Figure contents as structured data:
"""

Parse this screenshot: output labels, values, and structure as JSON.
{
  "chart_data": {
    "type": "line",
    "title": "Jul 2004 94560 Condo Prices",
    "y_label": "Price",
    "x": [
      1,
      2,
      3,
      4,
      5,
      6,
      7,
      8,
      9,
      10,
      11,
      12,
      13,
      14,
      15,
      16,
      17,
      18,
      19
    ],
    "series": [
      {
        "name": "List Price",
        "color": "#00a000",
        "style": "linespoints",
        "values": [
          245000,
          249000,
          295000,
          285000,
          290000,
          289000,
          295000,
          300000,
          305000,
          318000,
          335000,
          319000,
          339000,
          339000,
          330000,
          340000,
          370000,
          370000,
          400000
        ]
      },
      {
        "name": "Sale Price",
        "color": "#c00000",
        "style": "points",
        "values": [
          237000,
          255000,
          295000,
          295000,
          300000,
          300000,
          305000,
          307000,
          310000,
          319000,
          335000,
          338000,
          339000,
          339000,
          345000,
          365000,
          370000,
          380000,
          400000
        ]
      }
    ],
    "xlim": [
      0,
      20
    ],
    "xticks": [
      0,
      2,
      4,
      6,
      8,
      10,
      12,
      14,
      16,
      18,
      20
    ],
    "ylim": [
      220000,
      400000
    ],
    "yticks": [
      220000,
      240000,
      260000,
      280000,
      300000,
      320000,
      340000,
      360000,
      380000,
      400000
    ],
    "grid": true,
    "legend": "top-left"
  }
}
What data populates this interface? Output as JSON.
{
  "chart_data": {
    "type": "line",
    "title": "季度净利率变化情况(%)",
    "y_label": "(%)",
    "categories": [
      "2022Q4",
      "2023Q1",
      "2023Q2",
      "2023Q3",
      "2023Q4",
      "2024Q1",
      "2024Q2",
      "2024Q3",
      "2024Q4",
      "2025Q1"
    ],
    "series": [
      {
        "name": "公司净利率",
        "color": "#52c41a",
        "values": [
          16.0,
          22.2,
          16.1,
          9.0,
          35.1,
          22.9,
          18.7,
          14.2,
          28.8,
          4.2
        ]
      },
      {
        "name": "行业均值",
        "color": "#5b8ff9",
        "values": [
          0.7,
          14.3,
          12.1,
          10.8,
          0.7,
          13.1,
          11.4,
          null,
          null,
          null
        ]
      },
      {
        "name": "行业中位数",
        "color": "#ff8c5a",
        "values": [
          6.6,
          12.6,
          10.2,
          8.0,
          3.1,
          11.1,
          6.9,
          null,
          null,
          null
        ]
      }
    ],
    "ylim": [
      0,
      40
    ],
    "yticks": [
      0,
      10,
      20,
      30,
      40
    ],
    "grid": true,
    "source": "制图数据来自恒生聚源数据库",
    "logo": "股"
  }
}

"""

**Objective:**
Write down all the entries again without a single difference.

**Solution to the exercise:**
Parse this screenshot: output labels, values, and structure as JSON.
{
  "chart_data": {
    "type": "line",
    "title": "Jul 2004 94560 Condo Prices",
    "y_label": "Price",
    "x": [
      1,
      2,
      3,
      4,
      5,
      6,
      7,
      8,
      9,
      10,
      11,
      12,
      13,
      14,
      15,
      16,
      17,
      18,
      19
    ],
    "series": [
      {
        "name": "List Price",
        "color": "#00a000",
        "style": "linespoints",
        "values": [
          245000,
          249000,
          295000,
          285000,
          290000,
          289000,
          295000,
          300000,
          305000,
          318000,
          335000,
          319000,
          339000,
          339000,
          330000,
          340000,
          370000,
          370000,
          400000
        ]
      },
      {
        "name": "Sale Price",
        "color": "#c00000",
        "style": "points",
        "values": [
          237000,
          255000,
          295000,
          295000,
          300000,
          300000,
          305000,
          307000,
          310000,
          319000,
          335000,
          338000,
          339000,
          339000,
          345000,
          365000,
          370000,
          380000,
          400000
        ]
      }
    ],
    "xlim": [
      0,
      20
    ],
    "xticks": [
      0,
      2,
      4,
      6,
      8,
      10,
      12,
      14,
      16,
      18,
      20
    ],
    "ylim": [
      220000,
      400000
    ],
    "yticks": [
      220000,
      240000,
      260000,
      280000,
      300000,
      320000,
      340000,
      360000,
      380000,
      400000
    ],
    "grid": true,
    "legend": "top-left"
  }
}
What data populates this interface? Output as JSON.
{
  "chart_data": {
    "type": "line",
    "title": "季度净利率变化情况(%)",
    "y_label": "(%)",
    "categories": [
      "2022Q4",
      "2023Q1",
      "2023Q2",
      "2023Q3",
      "2023Q4",
      "2024Q1",
      "2024Q2",
      "2024Q3",
      "2024Q4",
      "2025Q1"
    ],
    "series": [
      {
        "name": "公司净利率",
        "color": "#52c41a",
        "values": [
          16.0,
          22.2,
          16.1,
          9.0,
          35.1,
          22.9,
          18.7,
          14.2,
          28.8,
          4.2
        ]
      },
      {
        "name": "行业均值",
        "color": "#5b8ff9",
        "values": [
          0.7,
          14.3,
          12.1,
          10.8,
          0.7,
          13.1,
          11.4,
          null,
          null,
          null
        ]
      },
      {
        "name": "行业中位数",
        "color": "#ff8c5a",
        "values": [
          6.6,
          12.6,
          10.2,
          8.0,
          3.1,
          11.1,
          6.9,
          null,
          null,
          null
        ]
      }
    ],
    "ylim": [
      0,
      40
    ],
    "yticks": [
      0,
      10,
      20,
      30,
      40
    ],
    "grid": true,
    "source": "制图数据来自恒生聚源数据库",
    "logo": "股"
  }
}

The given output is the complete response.